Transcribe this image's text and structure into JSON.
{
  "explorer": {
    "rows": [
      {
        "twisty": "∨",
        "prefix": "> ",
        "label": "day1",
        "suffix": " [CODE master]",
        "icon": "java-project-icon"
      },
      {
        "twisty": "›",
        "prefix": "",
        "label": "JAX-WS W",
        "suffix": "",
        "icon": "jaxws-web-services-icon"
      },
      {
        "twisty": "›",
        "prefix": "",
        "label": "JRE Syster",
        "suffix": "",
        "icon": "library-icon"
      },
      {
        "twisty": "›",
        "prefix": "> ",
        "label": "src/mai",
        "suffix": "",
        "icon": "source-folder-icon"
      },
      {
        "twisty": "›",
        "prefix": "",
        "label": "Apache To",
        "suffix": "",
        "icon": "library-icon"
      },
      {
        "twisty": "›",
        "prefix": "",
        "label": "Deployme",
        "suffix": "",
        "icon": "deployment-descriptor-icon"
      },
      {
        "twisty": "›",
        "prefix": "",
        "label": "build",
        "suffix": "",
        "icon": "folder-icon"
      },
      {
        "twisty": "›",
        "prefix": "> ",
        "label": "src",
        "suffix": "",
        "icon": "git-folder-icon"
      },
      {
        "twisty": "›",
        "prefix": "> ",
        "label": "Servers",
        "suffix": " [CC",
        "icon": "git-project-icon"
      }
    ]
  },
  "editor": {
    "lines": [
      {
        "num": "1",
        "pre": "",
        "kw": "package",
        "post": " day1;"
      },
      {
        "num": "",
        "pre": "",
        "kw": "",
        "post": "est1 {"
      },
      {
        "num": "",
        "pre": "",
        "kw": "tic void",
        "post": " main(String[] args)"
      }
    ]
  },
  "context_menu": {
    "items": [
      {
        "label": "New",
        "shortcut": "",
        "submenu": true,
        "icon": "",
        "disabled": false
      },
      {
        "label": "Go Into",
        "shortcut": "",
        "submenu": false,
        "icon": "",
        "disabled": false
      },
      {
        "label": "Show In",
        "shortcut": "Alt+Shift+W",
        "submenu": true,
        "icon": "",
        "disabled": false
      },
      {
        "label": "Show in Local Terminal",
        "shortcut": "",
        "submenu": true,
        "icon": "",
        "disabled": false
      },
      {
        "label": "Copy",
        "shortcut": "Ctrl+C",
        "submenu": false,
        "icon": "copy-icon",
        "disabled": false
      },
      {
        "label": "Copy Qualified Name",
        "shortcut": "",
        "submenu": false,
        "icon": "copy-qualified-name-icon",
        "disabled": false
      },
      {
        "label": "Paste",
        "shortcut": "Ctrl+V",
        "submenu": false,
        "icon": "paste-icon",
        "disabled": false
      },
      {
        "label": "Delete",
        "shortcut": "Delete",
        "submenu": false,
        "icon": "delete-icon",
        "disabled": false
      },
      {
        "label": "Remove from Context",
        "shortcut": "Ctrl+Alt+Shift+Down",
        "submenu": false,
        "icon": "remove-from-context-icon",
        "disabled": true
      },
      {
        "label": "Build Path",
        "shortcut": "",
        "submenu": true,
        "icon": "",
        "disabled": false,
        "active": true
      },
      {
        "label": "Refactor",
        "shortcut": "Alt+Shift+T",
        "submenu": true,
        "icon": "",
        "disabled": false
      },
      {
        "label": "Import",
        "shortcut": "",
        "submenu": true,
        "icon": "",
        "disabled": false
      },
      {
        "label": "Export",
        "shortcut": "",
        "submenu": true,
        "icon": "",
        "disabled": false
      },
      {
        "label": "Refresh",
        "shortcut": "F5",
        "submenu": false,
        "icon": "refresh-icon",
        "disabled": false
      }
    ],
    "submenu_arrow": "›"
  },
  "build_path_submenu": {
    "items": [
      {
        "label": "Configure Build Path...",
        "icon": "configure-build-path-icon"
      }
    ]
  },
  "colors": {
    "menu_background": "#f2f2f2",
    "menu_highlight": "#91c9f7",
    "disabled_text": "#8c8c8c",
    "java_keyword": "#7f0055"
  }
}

◇ ◇ ◇ ◇ ◇

- [Requirements]: Above are the records. Copy every line in them holding "Ctrl".

- [Task response]:
        "shortcut": "Ctrl+C",
        "shortcut": "Ctrl+V",
        "shortcut": "Ctrl+Alt+Shift+Down",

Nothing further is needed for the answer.